▶ **RECORDS SUPPLIED**

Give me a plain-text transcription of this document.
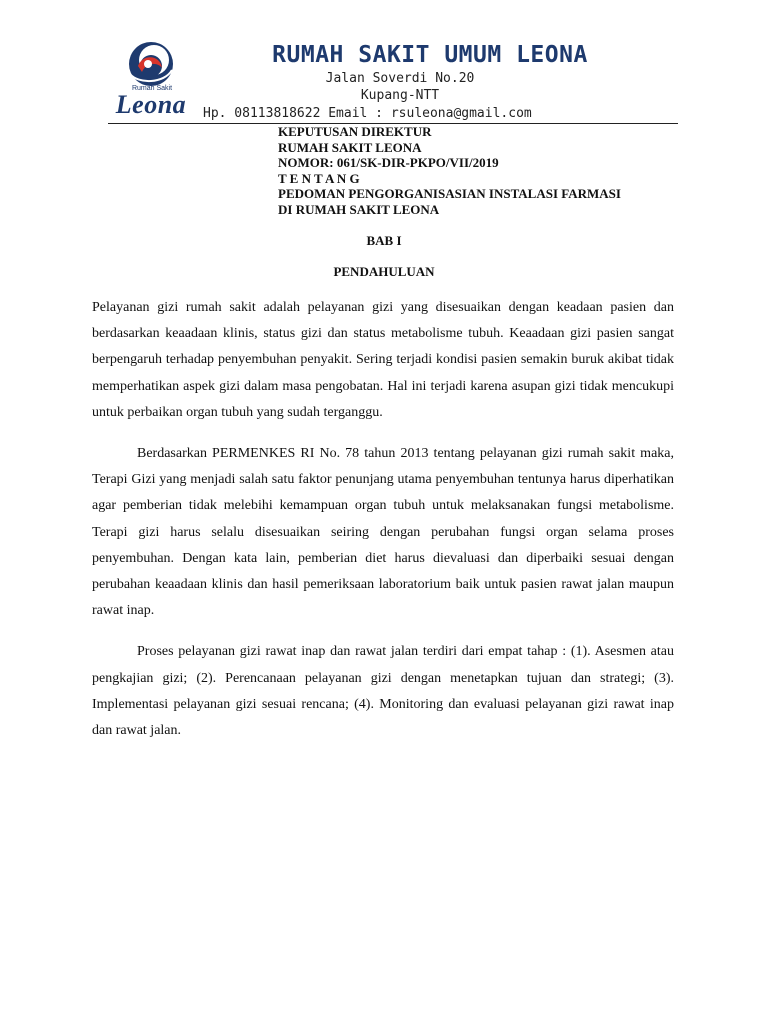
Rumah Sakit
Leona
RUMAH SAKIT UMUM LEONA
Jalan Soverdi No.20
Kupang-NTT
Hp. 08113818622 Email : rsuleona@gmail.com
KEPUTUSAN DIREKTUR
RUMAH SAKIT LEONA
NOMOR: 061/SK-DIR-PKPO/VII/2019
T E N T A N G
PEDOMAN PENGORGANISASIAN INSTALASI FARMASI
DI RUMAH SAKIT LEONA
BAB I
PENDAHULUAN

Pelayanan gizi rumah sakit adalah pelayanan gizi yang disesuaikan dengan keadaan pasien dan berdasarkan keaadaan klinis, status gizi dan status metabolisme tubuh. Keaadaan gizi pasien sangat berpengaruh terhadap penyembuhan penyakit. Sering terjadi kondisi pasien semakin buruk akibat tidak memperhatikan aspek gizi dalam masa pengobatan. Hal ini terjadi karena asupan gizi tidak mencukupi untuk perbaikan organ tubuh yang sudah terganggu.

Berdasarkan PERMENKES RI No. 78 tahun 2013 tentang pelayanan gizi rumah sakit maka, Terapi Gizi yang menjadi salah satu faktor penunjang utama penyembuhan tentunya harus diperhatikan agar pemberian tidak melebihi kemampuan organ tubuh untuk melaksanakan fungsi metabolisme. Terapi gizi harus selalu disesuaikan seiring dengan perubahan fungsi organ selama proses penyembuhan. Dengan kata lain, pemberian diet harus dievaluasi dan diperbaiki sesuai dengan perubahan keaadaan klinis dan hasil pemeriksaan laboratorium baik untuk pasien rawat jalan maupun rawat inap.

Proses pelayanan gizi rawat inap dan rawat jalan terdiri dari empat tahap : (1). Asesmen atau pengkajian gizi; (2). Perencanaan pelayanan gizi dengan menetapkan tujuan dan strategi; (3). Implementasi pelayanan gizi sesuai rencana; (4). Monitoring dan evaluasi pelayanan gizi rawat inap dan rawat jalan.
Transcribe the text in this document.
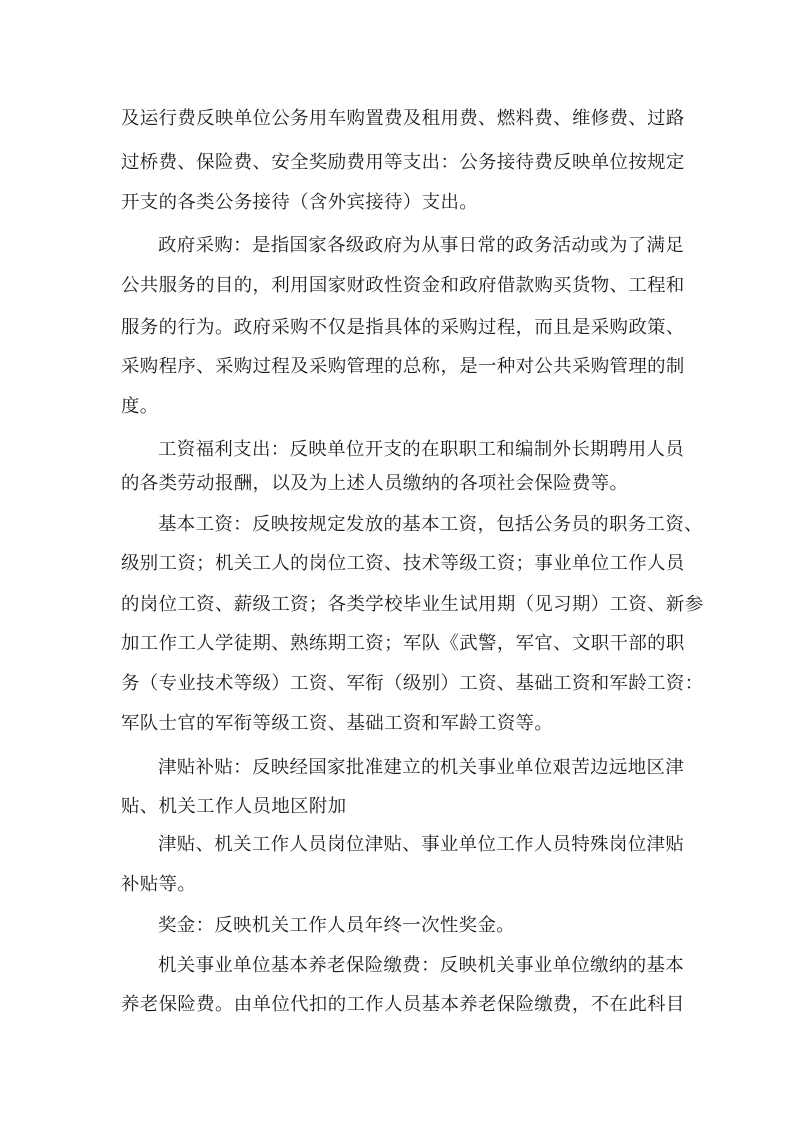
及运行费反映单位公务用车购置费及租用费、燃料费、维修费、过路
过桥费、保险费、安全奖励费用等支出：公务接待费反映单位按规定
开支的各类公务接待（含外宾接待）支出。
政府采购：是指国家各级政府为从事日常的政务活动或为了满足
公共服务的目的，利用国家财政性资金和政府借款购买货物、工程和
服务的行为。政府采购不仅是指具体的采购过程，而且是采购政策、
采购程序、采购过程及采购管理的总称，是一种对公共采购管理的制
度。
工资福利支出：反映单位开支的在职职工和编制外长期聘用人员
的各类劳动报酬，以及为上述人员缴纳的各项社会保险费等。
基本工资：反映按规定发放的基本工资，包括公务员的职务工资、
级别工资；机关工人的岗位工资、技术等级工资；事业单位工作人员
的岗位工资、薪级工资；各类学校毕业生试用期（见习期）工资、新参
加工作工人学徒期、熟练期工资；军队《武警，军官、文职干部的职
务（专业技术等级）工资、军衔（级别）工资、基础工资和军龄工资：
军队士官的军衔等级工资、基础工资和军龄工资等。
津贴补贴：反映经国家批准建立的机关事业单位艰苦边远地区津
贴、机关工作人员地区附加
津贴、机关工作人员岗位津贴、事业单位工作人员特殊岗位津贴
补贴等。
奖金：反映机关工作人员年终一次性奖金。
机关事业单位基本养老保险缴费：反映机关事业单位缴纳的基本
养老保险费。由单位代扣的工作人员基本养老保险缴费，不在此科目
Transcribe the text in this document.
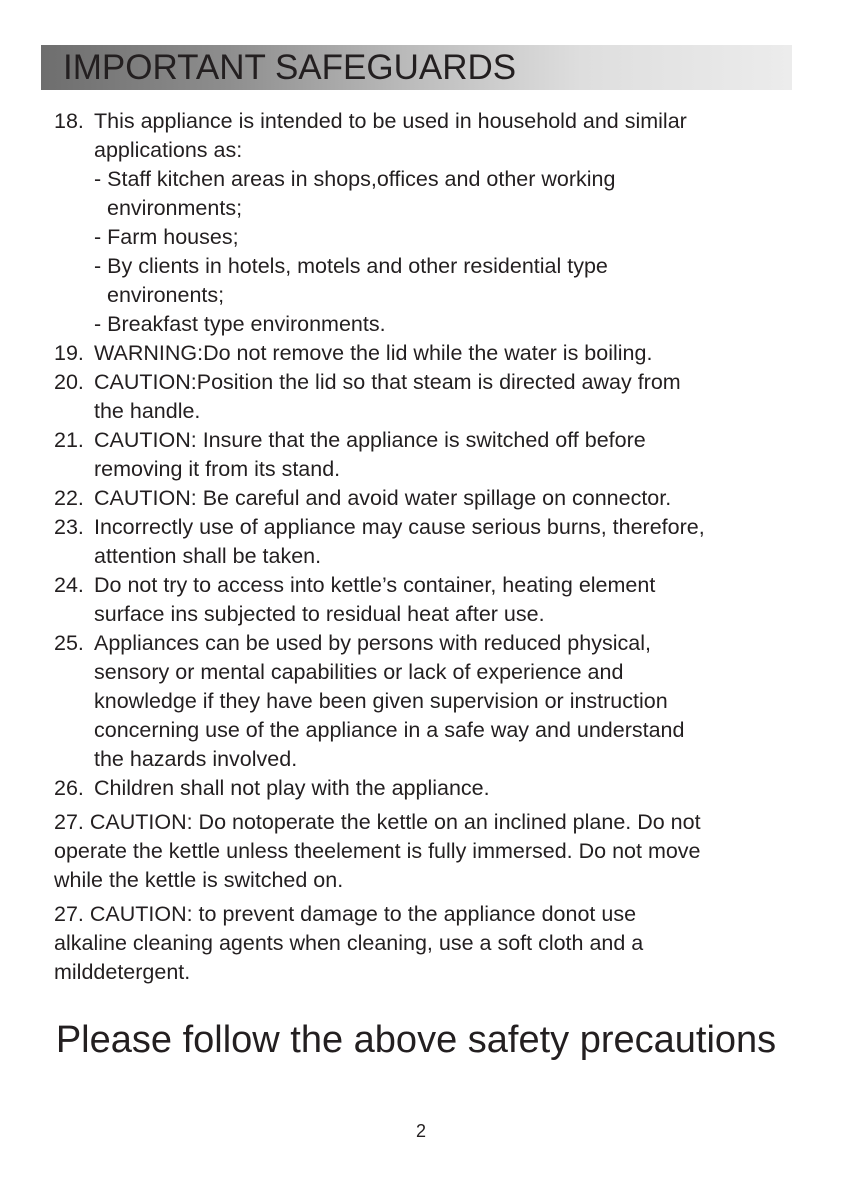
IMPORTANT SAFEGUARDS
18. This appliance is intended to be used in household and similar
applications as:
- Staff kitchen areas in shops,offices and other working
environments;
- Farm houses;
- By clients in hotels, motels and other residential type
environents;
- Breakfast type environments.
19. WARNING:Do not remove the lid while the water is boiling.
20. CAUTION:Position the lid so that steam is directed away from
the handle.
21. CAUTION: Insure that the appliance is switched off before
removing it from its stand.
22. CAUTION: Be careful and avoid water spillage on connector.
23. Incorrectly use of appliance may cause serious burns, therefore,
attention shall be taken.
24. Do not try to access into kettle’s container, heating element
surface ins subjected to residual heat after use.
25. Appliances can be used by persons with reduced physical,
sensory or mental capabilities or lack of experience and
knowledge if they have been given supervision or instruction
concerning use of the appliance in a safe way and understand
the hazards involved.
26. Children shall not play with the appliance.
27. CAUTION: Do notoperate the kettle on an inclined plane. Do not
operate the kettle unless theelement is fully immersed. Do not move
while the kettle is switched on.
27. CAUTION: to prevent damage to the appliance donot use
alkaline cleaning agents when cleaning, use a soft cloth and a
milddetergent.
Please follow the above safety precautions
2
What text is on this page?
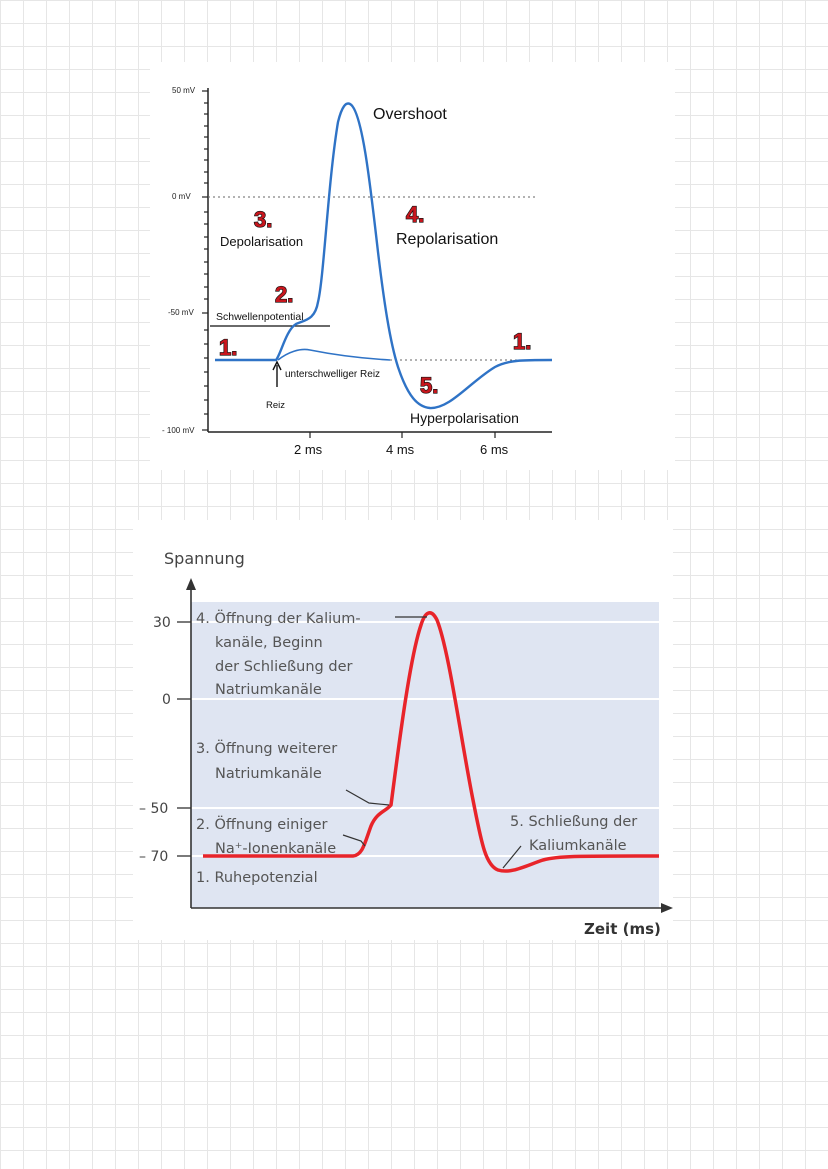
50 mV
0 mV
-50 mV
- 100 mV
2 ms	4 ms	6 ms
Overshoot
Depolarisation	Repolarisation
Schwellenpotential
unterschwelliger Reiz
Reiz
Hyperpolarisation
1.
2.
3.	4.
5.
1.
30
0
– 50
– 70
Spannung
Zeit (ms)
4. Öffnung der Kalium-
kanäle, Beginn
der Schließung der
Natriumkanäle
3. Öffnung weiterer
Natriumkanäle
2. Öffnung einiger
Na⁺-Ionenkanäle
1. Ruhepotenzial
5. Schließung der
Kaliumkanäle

▶ **PROBLEM REQUIREMENTS**
Copy every record above exactly as written, but leave out the pictures.

▶ **TASK OUTPUT**
Give me a plain-text transcription of this document.
Rumah Sakit
Leona
RUMAH SAKIT UMUM LEONA
Jalan Soverdi No.20
Kupang-NTT
Hp. 08113818622 Email : rsuleona@gmail.com
KEPUTUSAN DIREKTUR
RUMAH SAKIT LEONA
NOMOR: 061/SK-DIR-PKPO/VII/2019
T E N T A N G
PEDOMAN PENGORGANISASIAN INSTALASI FARMASI
DI RUMAH SAKIT LEONA
BAB I
PENDAHULUAN

Pelayanan gizi rumah sakit adalah pelayanan gizi yang disesuaikan dengan keadaan pasien dan berdasarkan keaadaan klinis, status gizi dan status metabolisme tubuh. Keaadaan gizi pasien sangat berpengaruh terhadap penyembuhan penyakit. Sering terjadi kondisi pasien semakin buruk akibat tidak memperhatikan aspek gizi dalam masa pengobatan. Hal ini terjadi karena asupan gizi tidak mencukupi untuk perbaikan organ tubuh yang sudah terganggu.

Berdasarkan PERMENKES RI No. 78 tahun 2013 tentang pelayanan gizi rumah sakit maka, Terapi Gizi yang menjadi salah satu faktor penunjang utama penyembuhan tentunya harus diperhatikan agar pemberian tidak melebihi kemampuan organ tubuh untuk melaksanakan fungsi metabolisme. Terapi gizi harus selalu disesuaikan seiring dengan perubahan fungsi organ selama proses penyembuhan. Dengan kata lain, pemberian diet harus dievaluasi dan diperbaiki sesuai dengan perubahan keaadaan klinis dan hasil pemeriksaan laboratorium baik untuk pasien rawat jalan maupun rawat inap.

Proses pelayanan gizi rawat inap dan rawat jalan terdiri dari empat tahap : (1). Asesmen atau pengkajian gizi; (2). Perencanaan pelayanan gizi dengan menetapkan tujuan dan strategi; (3). Implementasi pelayanan gizi sesuai rencana; (4). Monitoring dan evaluasi pelayanan gizi rawat inap dan rawat jalan.
Transcribe the text in this document.
及运行费反映单位公务用车购置费及租用费、燃料费、维修费、过路
过桥费、保险费、安全奖励费用等支出：公务接待费反映单位按规定
开支的各类公务接待（含外宾接待）支出。
政府采购：是指国家各级政府为从事日常的政务活动或为了满足
公共服务的目的，利用国家财政性资金和政府借款购买货物、工程和
服务的行为。政府采购不仅是指具体的采购过程，而且是采购政策、
采购程序、采购过程及采购管理的总称，是一种对公共采购管理的制
度。
工资福利支出：反映单位开支的在职职工和编制外长期聘用人员
的各类劳动报酬，以及为上述人员缴纳的各项社会保险费等。
基本工资：反映按规定发放的基本工资，包括公务员的职务工资、
级别工资；机关工人的岗位工资、技术等级工资；事业单位工作人员
的岗位工资、薪级工资；各类学校毕业生试用期（见习期）工资、新参
加工作工人学徒期、熟练期工资；军队《武警，军官、文职干部的职
务（专业技术等级）工资、军衔（级别）工资、基础工资和军龄工资：
军队士官的军衔等级工资、基础工资和军龄工资等。
津贴补贴：反映经国家批准建立的机关事业单位艰苦边远地区津
贴、机关工作人员地区附加
津贴、机关工作人员岗位津贴、事业单位工作人员特殊岗位津贴
补贴等。
奖金：反映机关工作人员年终一次性奖金。
机关事业单位基本养老保险缴费：反映机关事业单位缴纳的基本
养老保险费。由单位代扣的工作人员基本养老保险缴费，不在此科目
Transcribe the text in this document.
IMPORTANT SAFEGUARDS
18. This appliance is intended to be used in household and similar
applications as:
- Staff kitchen areas in shops,offices and other working
environments;
- Farm houses;
- By clients in hotels, motels and other residential type
environents;
- Breakfast type environments.
19. WARNING:Do not remove the lid while the water is boiling.
20. CAUTION:Position the lid so that steam is directed away from
the handle.
21. CAUTION: Insure that the appliance is switched off before
removing it from its stand.
22. CAUTION: Be careful and avoid water spillage on connector.
23. Incorrectly use of appliance may cause serious burns, therefore,
attention shall be taken.
24. Do not try to access into kettle’s container, heating element
surface ins subjected to residual heat after use.
25. Appliances can be used by persons with reduced physical,
sensory or mental capabilities or lack of experience and
knowledge if they have been given supervision or instruction
concerning use of the appliance in a safe way and understand
the hazards involved.
26. Children shall not play with the appliance.
27. CAUTION: Do notoperate the kettle on an inclined plane. Do not
operate the kettle unless theelement is fully immersed. Do not move
while the kettle is switched on.
27. CAUTION: to prevent damage to the appliance donot use
alkaline cleaning agents when cleaning, use a soft cloth and a
milddetergent.
Please follow the above safety precautions
2
What text is on this page?
50 mV
0 mV
-50 mV
- 100 mV
2 ms	4 ms	6 ms
Overshoot
Depolarisation	Repolarisation
Schwellenpotential
unterschwelliger Reiz
Reiz
Hyperpolarisation
1.
2.
3.	4.
5.
1.
30
0
– 50
– 70
Spannung
Zeit (ms)
4. Öffnung der Kalium-
kanäle, Beginn
der Schließung der
Natriumkanäle
3. Öffnung weiterer
Natriumkanäle
2. Öffnung einiger
Na⁺-Ionenkanäle
1. Ruhepotenzial
5. Schließung der
Kaliumkanäle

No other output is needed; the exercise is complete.